▶ TASK DIRECTIONS: Your task is to transcribe all the entries exactly, excluding pictures.

***

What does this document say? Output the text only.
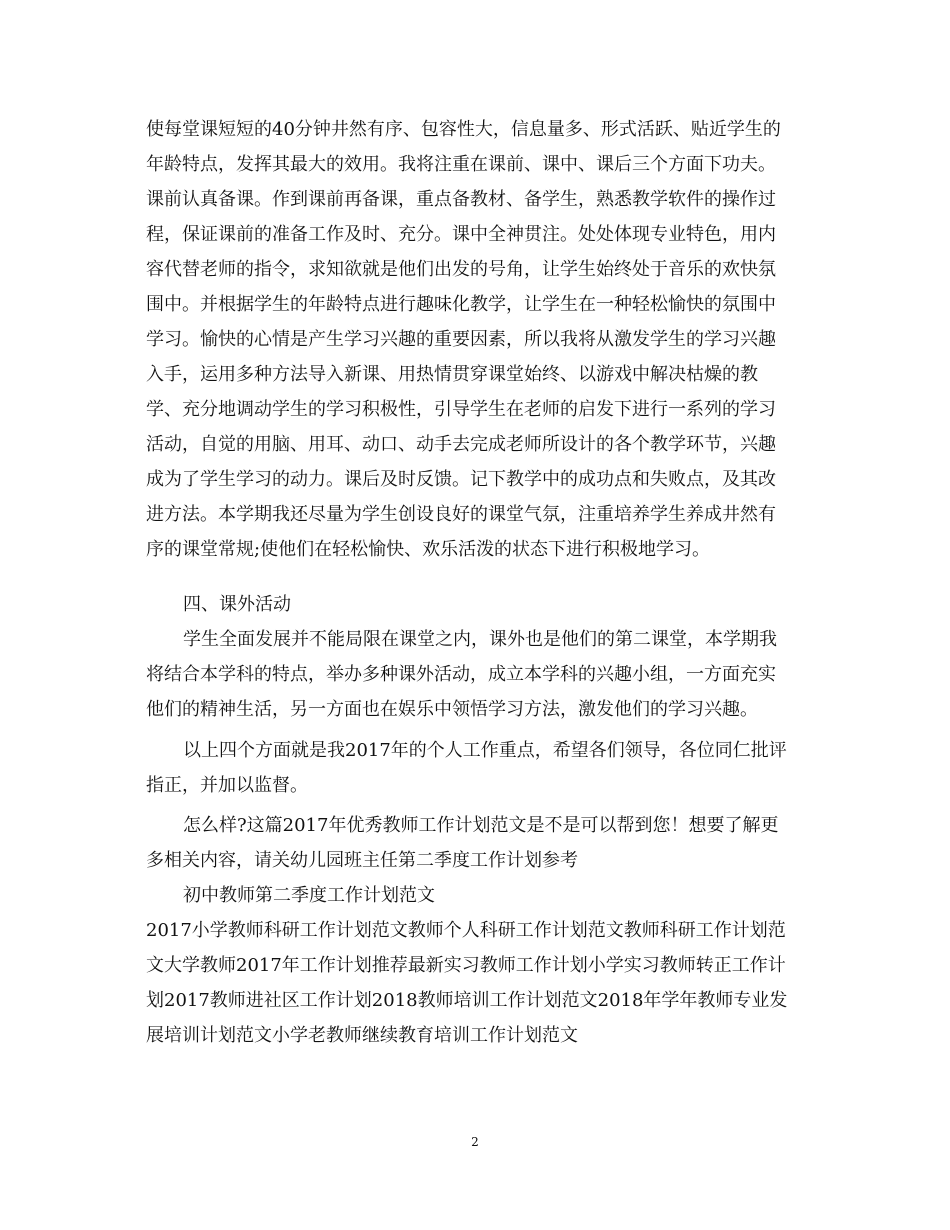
使每堂课短短的40分钟井然有序、包容性大，信息量多、形式活跃、贴近学生的
年龄特点，发挥其最大的效用。我将注重在课前、课中、课后三个方面下功夫。
课前认真备课。作到课前再备课，重点备教材、备学生，熟悉教学软件的操作过
程，保证课前的准备工作及时、充分。课中全神贯注。处处体现专业特色，用内
容代替老师的指令，求知欲就是他们出发的号角，让学生始终处于音乐的欢快氛
围中。并根据学生的年龄特点进行趣味化教学，让学生在一种轻松愉快的氛围中
学习。愉快的心情是产生学习兴趣的重要因素，所以我将从激发学生的学习兴趣
入手，运用多种方法导入新课、用热情贯穿课堂始终、以游戏中解决枯燥的教
学、充分地调动学生的学习积极性，引导学生在老师的启发下进行一系列的学习
活动，自觉的用脑、用耳、动口、动手去完成老师所设计的各个教学环节，兴趣
成为了学生学习的动力。课后及时反馈。记下教学中的成功点和失败点，及其改
进方法。本学期我还尽量为学生创设良好的课堂气氛，注重培养学生养成井然有
序的课堂常规;使他们在轻松愉快、欢乐活泼的状态下进行积极地学习。
四、课外活动
学生全面发展并不能局限在课堂之内，课外也是他们的第二课堂，本学期我
将结合本学科的特点，举办多种课外活动，成立本学科的兴趣小组，一方面充实
他们的精神生活，另一方面也在娱乐中领悟学习方法，激发他们的学习兴趣。
以上四个方面就是我2017年的个人工作重点，希望各们领导，各位同仁批评
指正，并加以监督。
怎么样?这篇2017年优秀教师工作计划范文是不是可以帮到您！想要了解更
多相关内容，请关幼儿园班主任第二季度工作计划参考
初中教师第二季度工作计划范文
2017小学教师科研工作计划范文教师个人科研工作计划范文教师科研工作计划范
文大学教师2017年工作计划推荐最新实习教师工作计划小学实习教师转正工作计
划2017教师进社区工作计划2018教师培训工作计划范文2018年学年教师专业发
展培训计划范文小学老教师继续教育培训工作计划范文
2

***

▶ SOLVED EXERCISE:
What does this document say? Output the text only.
使每堂课短短的40分钟井然有序、包容性大，信息量多、形式活跃、贴近学生的
年龄特点，发挥其最大的效用。我将注重在课前、课中、课后三个方面下功夫。
课前认真备课。作到课前再备课，重点备教材、备学生，熟悉教学软件的操作过
程，保证课前的准备工作及时、充分。课中全神贯注。处处体现专业特色，用内
容代替老师的指令，求知欲就是他们出发的号角，让学生始终处于音乐的欢快氛
围中。并根据学生的年龄特点进行趣味化教学，让学生在一种轻松愉快的氛围中
学习。愉快的心情是产生学习兴趣的重要因素，所以我将从激发学生的学习兴趣
入手，运用多种方法导入新课、用热情贯穿课堂始终、以游戏中解决枯燥的教
学、充分地调动学生的学习积极性，引导学生在老师的启发下进行一系列的学习
活动，自觉的用脑、用耳、动口、动手去完成老师所设计的各个教学环节，兴趣
成为了学生学习的动力。课后及时反馈。记下教学中的成功点和失败点，及其改
进方法。本学期我还尽量为学生创设良好的课堂气氛，注重培养学生养成井然有
序的课堂常规;使他们在轻松愉快、欢乐活泼的状态下进行积极地学习。
四、课外活动
学生全面发展并不能局限在课堂之内，课外也是他们的第二课堂，本学期我
将结合本学科的特点，举办多种课外活动，成立本学科的兴趣小组，一方面充实
他们的精神生活，另一方面也在娱乐中领悟学习方法，激发他们的学习兴趣。
以上四个方面就是我2017年的个人工作重点，希望各们领导，各位同仁批评
指正，并加以监督。
怎么样?这篇2017年优秀教师工作计划范文是不是可以帮到您！想要了解更
多相关内容，请关幼儿园班主任第二季度工作计划参考
初中教师第二季度工作计划范文
2017小学教师科研工作计划范文教师个人科研工作计划范文教师科研工作计划范
文大学教师2017年工作计划推荐最新实习教师工作计划小学实习教师转正工作计
划2017教师进社区工作计划2018教师培训工作计划范文2018年学年教师专业发
展培训计划范文小学老教师继续教育培训工作计划范文
2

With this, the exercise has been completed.